- PROBLEM TO SOLVE -
Go through the material and write it all out exactly, minus the pictures.

(Records from a collection of figures)
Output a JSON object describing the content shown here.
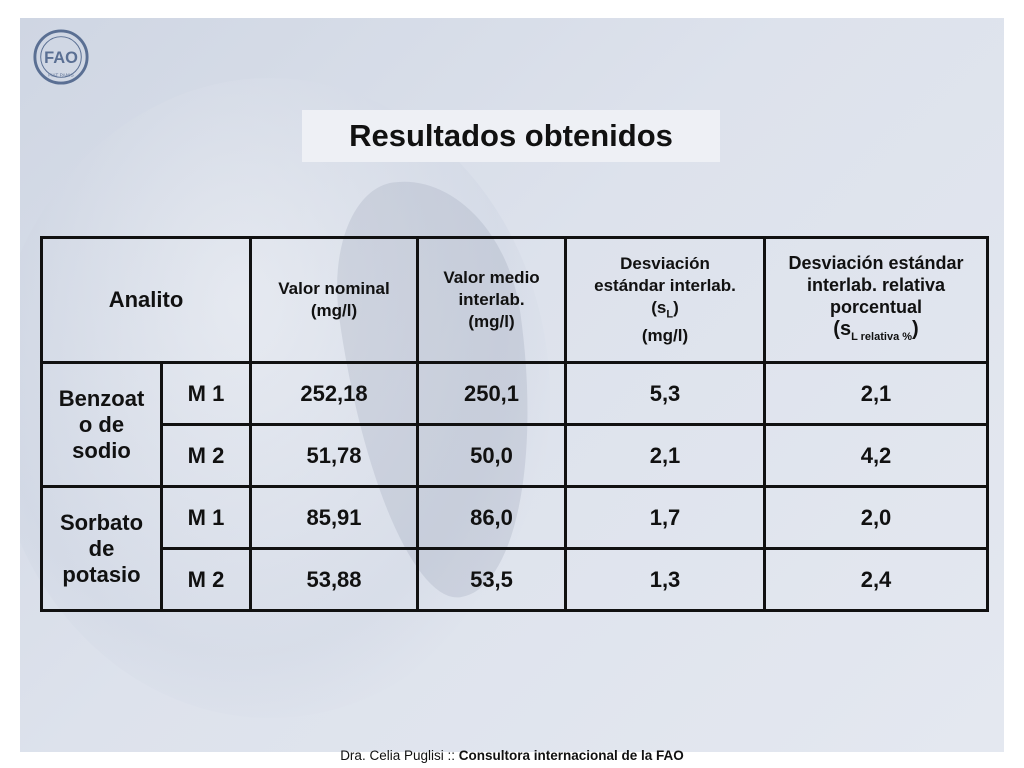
{
  "slide": {
    "title": "Resultados obtenidos"
  },
  "logo": {
    "text": "FAO",
    "motto": "FIAT PANIS"
  },
  "table": {
    "headers": {
      "analito": "Analito",
      "valor_nominal": {
        "line1": "Valor nominal",
        "line2": "(mg/l)"
      },
      "valor_medio": {
        "line1": "Valor medio",
        "line2": "interlab.",
        "line3": "(mg/l)"
      },
      "desviacion": {
        "line1": "Desviación",
        "line2": "estándar interlab.",
        "symbol": "(s",
        "sub": "L",
        "close": ")",
        "line4": "(mg/l)"
      },
      "desviacion_relativa": {
        "line1": "Desviación estándar",
        "line2": "interlab. relativa",
        "line3": "porcentual",
        "symbol": "(s",
        "sub": "L relativa %",
        "close": ")"
      }
    },
    "groups": [
      {
        "name_lines": [
          "Benzoat",
          "o de",
          "sodio"
        ],
        "rows": [
          {
            "m": "M 1",
            "nominal": "252,18",
            "medio": "250,1",
            "sl": "5,3",
            "slrel": "2,1"
          },
          {
            "m": "M 2",
            "nominal": "51,78",
            "medio": "50,0",
            "sl": "2,1",
            "slrel": "4,2"
          }
        ]
      },
      {
        "name_lines": [
          "Sorbato",
          "de",
          "potasio"
        ],
        "rows": [
          {
            "m": "M 1",
            "nominal": "85,91",
            "medio": "86,0",
            "sl": "1,7",
            "slrel": "2,0"
          },
          {
            "m": "M 2",
            "nominal": "53,88",
            "medio": "53,5",
            "sl": "1,3",
            "slrel": "2,4"
          }
        ]
      }
    ]
  },
  "footer": {
    "author": "Dra. Celia Puglisi",
    "sep": " :: ",
    "role": "Consultora internacional de la FAO"
  },
  "colors": {
    "background": "#d9dee8",
    "title_box": "#eef0f5",
    "text": "#111111"
  }
}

- TASK RESPONSE -
Output a JSON object describing the content shown here.
{
  "slide": {
    "title": "Resultados obtenidos"
  },
  "logo": {
    "text": "FAO",
    "motto": "FIAT PANIS"
  },
  "table": {
    "headers": {
      "analito": "Analito",
      "valor_nominal": {
        "line1": "Valor nominal",
        "line2": "(mg/l)"
      },
      "valor_medio": {
        "line1": "Valor medio",
        "line2": "interlab.",
        "line3": "(mg/l)"
      },
      "desviacion": {
        "line1": "Desviación",
        "line2": "estándar interlab.",
        "symbol": "(s",
        "sub": "L",
        "close": ")",
        "line4": "(mg/l)"
      },
      "desviacion_relativa": {
        "line1": "Desviación estándar",
        "line2": "interlab. relativa",
        "line3": "porcentual",
        "symbol": "(s",
        "sub": "L relativa %",
        "close": ")"
      }
    },
    "groups": [
      {
        "name_lines": [
          "Benzoat",
          "o de",
          "sodio"
        ],
        "rows": [
          {
            "m": "M 1",
            "nominal": "252,18",
            "medio": "250,1",
            "sl": "5,3",
            "slrel": "2,1"
          },
          {
            "m": "M 2",
            "nominal": "51,78",
            "medio": "50,0",
            "sl": "2,1",
            "slrel": "4,2"
          }
        ]
      },
      {
        "name_lines": [
          "Sorbato",
          "de",
          "potasio"
        ],
        "rows": [
          {
            "m": "M 1",
            "nominal": "85,91",
            "medio": "86,0",
            "sl": "1,7",
            "slrel": "2,0"
          },
          {
            "m": "M 2",
            "nominal": "53,88",
            "medio": "53,5",
            "sl": "1,3",
            "slrel": "2,4"
          }
        ]
      }
    ]
  },
  "footer": {
    "author": "Dra. Celia Puglisi",
    "sep": " :: ",
    "role": "Consultora internacional de la FAO"
  },
  "colors": {
    "background": "#d9dee8",
    "title_box": "#eef0f5",
    "text": "#111111"
  }
}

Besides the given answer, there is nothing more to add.